-- Working data --
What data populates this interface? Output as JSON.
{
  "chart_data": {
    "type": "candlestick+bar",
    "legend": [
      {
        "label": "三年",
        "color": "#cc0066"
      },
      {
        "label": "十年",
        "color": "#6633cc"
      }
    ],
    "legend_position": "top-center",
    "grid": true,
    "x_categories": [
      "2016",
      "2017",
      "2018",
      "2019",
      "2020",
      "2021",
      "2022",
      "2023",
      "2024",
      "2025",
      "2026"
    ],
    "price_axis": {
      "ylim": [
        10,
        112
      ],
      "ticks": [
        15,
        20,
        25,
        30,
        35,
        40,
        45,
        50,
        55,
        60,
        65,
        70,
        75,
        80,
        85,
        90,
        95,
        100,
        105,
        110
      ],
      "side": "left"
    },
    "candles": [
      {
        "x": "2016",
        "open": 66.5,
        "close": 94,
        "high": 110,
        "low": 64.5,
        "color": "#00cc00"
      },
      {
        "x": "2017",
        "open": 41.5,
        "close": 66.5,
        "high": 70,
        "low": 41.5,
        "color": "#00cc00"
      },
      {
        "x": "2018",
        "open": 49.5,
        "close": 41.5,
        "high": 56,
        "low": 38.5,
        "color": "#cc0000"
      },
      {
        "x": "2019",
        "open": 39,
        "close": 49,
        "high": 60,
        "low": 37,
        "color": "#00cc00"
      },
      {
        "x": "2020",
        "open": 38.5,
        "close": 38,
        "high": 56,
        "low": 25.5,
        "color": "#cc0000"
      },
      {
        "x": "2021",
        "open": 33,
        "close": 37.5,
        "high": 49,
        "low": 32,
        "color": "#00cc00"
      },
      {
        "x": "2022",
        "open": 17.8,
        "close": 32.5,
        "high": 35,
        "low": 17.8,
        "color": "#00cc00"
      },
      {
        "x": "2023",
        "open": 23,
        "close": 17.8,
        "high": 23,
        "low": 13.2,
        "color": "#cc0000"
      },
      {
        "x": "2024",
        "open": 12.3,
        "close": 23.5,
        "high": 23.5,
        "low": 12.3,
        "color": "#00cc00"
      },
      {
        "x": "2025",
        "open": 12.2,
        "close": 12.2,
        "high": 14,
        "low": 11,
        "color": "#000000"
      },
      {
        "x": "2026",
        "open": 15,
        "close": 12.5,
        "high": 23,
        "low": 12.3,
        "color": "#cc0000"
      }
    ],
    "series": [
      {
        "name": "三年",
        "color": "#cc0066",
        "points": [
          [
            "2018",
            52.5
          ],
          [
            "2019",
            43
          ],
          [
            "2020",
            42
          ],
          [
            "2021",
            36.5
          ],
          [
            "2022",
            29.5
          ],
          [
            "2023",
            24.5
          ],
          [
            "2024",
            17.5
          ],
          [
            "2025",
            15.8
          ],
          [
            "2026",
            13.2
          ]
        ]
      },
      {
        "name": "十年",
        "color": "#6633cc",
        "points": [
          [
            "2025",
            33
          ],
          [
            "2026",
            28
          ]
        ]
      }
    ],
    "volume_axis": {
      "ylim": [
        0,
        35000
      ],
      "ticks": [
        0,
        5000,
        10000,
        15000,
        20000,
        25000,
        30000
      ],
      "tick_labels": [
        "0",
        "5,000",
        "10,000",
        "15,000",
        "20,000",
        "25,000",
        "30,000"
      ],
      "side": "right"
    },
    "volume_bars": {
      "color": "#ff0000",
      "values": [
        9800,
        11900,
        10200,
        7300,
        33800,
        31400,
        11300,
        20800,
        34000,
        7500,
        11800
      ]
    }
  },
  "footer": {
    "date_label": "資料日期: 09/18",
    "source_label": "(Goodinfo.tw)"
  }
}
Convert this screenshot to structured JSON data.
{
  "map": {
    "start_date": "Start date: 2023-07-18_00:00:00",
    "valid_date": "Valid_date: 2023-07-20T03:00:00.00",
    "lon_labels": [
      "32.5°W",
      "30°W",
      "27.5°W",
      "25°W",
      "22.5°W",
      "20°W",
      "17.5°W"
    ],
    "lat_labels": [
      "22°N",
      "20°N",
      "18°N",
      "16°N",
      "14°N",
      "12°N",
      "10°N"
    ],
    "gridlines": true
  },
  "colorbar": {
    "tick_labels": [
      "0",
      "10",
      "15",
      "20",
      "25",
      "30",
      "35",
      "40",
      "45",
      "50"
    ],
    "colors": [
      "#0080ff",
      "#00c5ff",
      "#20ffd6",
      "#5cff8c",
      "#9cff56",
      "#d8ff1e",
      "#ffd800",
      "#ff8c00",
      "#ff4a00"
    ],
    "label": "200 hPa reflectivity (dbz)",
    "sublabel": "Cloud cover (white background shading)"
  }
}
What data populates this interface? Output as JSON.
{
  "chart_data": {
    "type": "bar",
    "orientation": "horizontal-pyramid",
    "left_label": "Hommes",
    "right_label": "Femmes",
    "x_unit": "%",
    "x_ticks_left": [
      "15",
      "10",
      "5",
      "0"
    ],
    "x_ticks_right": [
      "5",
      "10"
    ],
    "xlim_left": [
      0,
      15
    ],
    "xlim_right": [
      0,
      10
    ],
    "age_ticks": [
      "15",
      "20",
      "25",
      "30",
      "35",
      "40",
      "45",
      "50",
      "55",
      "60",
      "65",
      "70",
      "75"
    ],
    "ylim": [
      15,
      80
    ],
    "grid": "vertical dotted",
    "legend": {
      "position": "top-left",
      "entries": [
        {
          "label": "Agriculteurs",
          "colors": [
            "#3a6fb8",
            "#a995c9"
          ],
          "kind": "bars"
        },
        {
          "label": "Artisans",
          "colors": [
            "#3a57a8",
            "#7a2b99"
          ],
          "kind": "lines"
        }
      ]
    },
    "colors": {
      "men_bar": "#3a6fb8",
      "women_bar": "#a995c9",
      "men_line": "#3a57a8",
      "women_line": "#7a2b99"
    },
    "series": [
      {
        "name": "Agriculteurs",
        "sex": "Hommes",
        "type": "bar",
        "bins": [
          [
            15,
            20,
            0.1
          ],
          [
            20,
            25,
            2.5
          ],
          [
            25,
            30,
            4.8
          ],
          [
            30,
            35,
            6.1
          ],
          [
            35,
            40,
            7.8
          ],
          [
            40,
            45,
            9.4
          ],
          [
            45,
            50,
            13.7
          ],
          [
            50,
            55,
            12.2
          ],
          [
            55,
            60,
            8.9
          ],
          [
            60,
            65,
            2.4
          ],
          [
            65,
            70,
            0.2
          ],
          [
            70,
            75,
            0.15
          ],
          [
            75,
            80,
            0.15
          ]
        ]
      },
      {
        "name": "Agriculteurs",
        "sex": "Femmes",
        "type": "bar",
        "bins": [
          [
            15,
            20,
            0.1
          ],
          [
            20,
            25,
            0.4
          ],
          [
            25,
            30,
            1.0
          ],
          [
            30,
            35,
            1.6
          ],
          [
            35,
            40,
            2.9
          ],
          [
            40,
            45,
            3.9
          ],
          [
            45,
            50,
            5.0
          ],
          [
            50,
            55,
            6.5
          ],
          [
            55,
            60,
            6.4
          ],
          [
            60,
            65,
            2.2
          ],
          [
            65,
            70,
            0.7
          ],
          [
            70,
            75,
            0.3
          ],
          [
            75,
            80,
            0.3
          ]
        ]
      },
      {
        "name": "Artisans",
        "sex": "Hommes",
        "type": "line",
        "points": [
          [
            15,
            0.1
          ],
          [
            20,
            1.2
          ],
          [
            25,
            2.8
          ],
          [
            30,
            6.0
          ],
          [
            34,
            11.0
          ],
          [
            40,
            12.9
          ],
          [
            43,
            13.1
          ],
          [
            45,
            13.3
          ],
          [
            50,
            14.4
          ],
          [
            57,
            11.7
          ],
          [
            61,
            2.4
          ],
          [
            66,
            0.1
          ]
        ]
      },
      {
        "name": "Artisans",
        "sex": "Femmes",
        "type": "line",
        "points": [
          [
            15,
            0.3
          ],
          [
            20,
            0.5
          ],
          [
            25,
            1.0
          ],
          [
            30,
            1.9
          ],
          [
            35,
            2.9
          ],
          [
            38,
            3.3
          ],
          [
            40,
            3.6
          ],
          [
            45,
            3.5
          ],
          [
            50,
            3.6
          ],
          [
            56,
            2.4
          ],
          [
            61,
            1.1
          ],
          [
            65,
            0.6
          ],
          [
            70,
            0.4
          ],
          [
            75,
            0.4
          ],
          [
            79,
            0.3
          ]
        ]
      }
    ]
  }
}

-- Your goal --
Isolate the lines that hold the word "open" and copy all of them.

-- Written reply --
        "open": 66.5,
        "open": 41.5,
        "open": 49.5,
        "open": 39,
        "open": 38.5,
        "open": 33,
        "open": 17.8,
        "open": 23,
        "open": 12.3,
        "open": 12.2,
        "open": 15,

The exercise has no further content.